Excerpt provided >>
[start]
# Very rough starts



## XtremeRevolution (Jan 19, 2012)

WMPthree said:


> Well I just tuned my Eco last week and the past three mornings it has been starting very roughly. It's as if it misfires for about fifteen to twenty seconds. Any one else having this problem using trifecta? It's always when my car has sat for long periods of time (over night).
> Thanks guys
> 
> 
> Sent from my iPhone using AG Free


Have you datalogged and sent the numbers back to Trifecta? Is your spark plug gap at .29 or under?


----------



## WMPthree (Apr 27, 2012)

Yes and yes. Still waiting to hear about the data loga


Sent from my iPhone using AG Free


----------



## TheRupp (May 8, 2012)

Are you using premium gasoline?


----------



## smorey78 (Apr 8, 2012)

WMPthree said:


> Well I just tuned my Eco last week and the past three mornings it has been starting very roughly. It's as if it misfires for about fifteen to twenty seconds. Any one else having this problem using trifecta? It's always when my car has sat for long periods of time (over night).
> Thanks guys
> 
> 
> Sent from my iPhone using AG Free


my car is doing the same thing 100% just like you said. only if it sits over night. you can see the missfire counts with a tech 2 and than it clears right up.
running 93
spark plugs are .028
and if i tune to stock it stops doing it.
now that its not me going to data log right now!


----------



## WMPthree (Apr 27, 2012)

smorey78 said:


> my car is doing the same thing 100% just like you said. only if it sits over night. you can see the missfire counts with a tech 2 and than it clears right up.
> running 93
> spark plugs are .028
> and if i tune to stock it stops doing it.
> now that its not me going to data log right now!


****.. Have you heard anything from Vince or contacted anyone regarding the matter? Have you installed an updated tune that more specifically meets the parameters of your car? I am also using 93 (I was even before the tune). I'm still waiting to hear back about this. I'm about to tune it back to stock for the time being. It scares me too much. How long has yours been doing it?
[end]
Data rows >>
[start]
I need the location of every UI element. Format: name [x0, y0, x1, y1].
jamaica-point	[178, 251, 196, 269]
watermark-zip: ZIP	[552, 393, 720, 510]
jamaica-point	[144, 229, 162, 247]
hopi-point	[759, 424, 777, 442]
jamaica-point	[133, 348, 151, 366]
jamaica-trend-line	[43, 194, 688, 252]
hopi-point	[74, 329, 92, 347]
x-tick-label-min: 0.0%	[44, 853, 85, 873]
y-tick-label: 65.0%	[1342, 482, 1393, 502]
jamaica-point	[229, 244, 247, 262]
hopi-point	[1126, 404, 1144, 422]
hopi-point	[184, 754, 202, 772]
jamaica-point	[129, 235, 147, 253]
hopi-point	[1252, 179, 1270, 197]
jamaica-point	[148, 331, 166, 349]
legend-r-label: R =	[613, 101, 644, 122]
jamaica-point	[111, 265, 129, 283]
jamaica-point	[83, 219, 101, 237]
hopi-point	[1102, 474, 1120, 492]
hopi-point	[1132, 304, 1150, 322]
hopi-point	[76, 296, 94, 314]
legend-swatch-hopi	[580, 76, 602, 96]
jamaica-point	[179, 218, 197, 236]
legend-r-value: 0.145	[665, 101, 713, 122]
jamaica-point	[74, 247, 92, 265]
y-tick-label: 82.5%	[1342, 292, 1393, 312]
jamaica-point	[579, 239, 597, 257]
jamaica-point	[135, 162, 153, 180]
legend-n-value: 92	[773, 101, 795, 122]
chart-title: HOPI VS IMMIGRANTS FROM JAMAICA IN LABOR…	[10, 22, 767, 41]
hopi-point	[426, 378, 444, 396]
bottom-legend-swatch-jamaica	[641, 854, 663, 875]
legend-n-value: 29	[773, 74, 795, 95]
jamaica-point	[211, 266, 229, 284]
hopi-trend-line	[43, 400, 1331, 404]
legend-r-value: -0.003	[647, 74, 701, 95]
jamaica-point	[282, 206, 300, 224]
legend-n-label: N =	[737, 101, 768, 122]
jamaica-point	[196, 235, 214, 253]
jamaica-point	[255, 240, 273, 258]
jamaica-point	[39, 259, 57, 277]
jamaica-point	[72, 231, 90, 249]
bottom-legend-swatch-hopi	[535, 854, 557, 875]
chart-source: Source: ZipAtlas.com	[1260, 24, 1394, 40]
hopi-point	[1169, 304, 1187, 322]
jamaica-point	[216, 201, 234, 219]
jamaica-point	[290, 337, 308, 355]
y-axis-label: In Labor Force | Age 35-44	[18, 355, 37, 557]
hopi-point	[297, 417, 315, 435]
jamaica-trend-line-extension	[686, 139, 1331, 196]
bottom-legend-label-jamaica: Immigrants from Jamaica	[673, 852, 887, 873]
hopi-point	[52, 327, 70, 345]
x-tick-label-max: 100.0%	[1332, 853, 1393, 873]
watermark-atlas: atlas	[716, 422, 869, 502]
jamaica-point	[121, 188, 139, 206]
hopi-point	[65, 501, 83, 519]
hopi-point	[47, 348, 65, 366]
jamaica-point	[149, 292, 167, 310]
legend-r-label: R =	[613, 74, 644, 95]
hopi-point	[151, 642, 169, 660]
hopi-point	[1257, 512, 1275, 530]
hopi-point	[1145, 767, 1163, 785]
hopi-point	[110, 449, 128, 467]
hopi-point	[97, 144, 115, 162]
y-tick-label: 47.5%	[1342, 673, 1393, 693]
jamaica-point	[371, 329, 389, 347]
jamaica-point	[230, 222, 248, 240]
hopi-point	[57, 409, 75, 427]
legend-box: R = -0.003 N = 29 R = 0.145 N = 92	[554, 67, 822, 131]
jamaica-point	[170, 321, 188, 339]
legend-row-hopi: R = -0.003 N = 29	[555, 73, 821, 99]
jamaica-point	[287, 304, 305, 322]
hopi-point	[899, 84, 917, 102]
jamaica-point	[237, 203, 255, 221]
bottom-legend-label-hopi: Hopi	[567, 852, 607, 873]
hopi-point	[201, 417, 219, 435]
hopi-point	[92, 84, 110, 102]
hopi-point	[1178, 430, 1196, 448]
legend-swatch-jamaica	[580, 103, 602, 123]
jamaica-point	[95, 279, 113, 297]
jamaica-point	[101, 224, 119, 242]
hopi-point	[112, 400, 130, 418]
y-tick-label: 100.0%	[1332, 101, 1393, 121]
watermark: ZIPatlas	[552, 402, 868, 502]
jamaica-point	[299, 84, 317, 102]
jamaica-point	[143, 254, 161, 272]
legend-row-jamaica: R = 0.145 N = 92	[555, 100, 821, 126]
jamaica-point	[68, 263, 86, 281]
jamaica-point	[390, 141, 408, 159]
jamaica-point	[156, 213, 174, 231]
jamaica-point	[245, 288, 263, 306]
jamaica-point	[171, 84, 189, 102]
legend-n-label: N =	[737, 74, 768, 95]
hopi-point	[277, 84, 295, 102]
[end]
Set problem A >> Put the rows, from the start of the rows through the line containing "101, 644, 122]", into a numbered list, omitting any blank lines.
Set problem B >> Write a continuation of the forum thread on rough morning starts after a tune, beginning right after its final sentence.
The rows and the forum thread above were taken from unrelated sources.

Exercise output A >>
1. I need the location of every UI element. Format: name [x0, y0, x1, y1].
2. jamaica-point	[178, 251, 196, 269]
3. watermark-zip: ZIP	[552, 393, 720, 510]
4. jamaica-point	[144, 229, 162, 247]
5. hopi-point	[759, 424, 777, 442]
6. jamaica-point	[133, 348, 151, 366]
7. jamaica-trend-line	[43, 194, 688, 252]
8. hopi-point	[74, 329, 92, 347]
9. x-tick-label-min: 0.0%	[44, 853, 85, 873]
10. y-tick-label: 65.0%	[1342, 482, 1393, 502]
11. jamaica-point	[229, 244, 247, 262]
12. hopi-point	[1126, 404, 1144, 422]
13. hopi-point	[184, 754, 202, 772]
14. jamaica-point	[129, 235, 147, 253]
15. hopi-point	[1252, 179, 1270, 197]
16. jamaica-point	[148, 331, 166, 349]
17. legend-r-label: R =	[613, 101, 644, 122]

Exercise output B >>
Sent from my iPhone using AG Free


----------



## smorey78 (Apr 8, 2012)

i have had my tune for about 5 weeks and ever since the first time i tuned it...the very first start it was missing and running rough...but only a few seconds. i thought it was just the new fuel trims and new programming just needed to work it self out. i still kept the tune in till i needed to take the car in to the dealer. i tuned it back to stock and it did not do it no more. after i picked the car up i tuned it back and it started again. thought it was normal. i got the catless o2 housing and Vince sent me an up date for the CEL being on. i updated the tune and had no more problems with the CEL and the car seem to be starting a lil better. but still don't seem normal. i did send a data log in to him and it seems to take a few days to here back...but he will make it right he always does.


----------



## danimal (Oct 4, 2011)

I'm stock (gapped at .035/intake resonator deleted) and mine does this on occasion...some days (Really mornings, after sitting overnight) its very noticeable, other days it doesn't happen at all. Always ran 91 octane, have 19k on the car now. Its only on the morning start too...It to me feels like a misfire, but Ive never had any CEL come on. It usually clears up in about 5-10 seconds...


----------



## smorey78 (Apr 8, 2012)

well if Vince don't find anything maybe its normal and the tune just seems to make it more noticeable


----------



## WMPthree (Apr 27, 2012)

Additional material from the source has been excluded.